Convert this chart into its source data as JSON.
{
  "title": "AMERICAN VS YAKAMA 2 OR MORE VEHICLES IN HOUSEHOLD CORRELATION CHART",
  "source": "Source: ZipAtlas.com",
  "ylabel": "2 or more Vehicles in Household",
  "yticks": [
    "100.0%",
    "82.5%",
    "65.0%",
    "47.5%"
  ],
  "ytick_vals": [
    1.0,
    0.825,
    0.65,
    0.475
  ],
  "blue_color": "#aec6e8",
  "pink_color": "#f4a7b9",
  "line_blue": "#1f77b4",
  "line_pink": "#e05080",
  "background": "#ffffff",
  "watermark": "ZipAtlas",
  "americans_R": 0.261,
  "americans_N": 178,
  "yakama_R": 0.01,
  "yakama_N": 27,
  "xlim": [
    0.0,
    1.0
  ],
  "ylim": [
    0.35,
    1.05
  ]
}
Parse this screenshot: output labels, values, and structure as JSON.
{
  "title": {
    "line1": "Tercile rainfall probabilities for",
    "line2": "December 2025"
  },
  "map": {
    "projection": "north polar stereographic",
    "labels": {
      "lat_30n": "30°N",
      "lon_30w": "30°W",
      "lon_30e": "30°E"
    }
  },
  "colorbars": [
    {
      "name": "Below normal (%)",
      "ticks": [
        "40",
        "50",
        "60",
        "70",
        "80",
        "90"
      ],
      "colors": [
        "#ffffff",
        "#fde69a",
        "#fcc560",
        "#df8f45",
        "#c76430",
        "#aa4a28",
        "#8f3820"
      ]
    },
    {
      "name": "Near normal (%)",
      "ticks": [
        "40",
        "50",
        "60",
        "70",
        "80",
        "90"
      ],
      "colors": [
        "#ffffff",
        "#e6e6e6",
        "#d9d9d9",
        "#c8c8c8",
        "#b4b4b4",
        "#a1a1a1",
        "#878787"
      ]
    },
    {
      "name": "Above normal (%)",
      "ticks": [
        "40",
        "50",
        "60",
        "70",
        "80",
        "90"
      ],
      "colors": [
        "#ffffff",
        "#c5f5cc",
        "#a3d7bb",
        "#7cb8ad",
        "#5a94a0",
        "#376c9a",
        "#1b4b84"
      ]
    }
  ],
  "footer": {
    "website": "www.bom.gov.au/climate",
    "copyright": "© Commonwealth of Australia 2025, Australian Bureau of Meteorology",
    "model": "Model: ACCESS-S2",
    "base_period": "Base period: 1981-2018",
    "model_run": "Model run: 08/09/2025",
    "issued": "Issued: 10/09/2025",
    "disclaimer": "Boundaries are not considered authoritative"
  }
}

WHAT THE EXERCISE ASKS ::
Copy out all lines from the material above that contain the string "labels".

RESPONSE ::
Parse this screenshot: output labels, values, and structure as JSON.
    "labels": {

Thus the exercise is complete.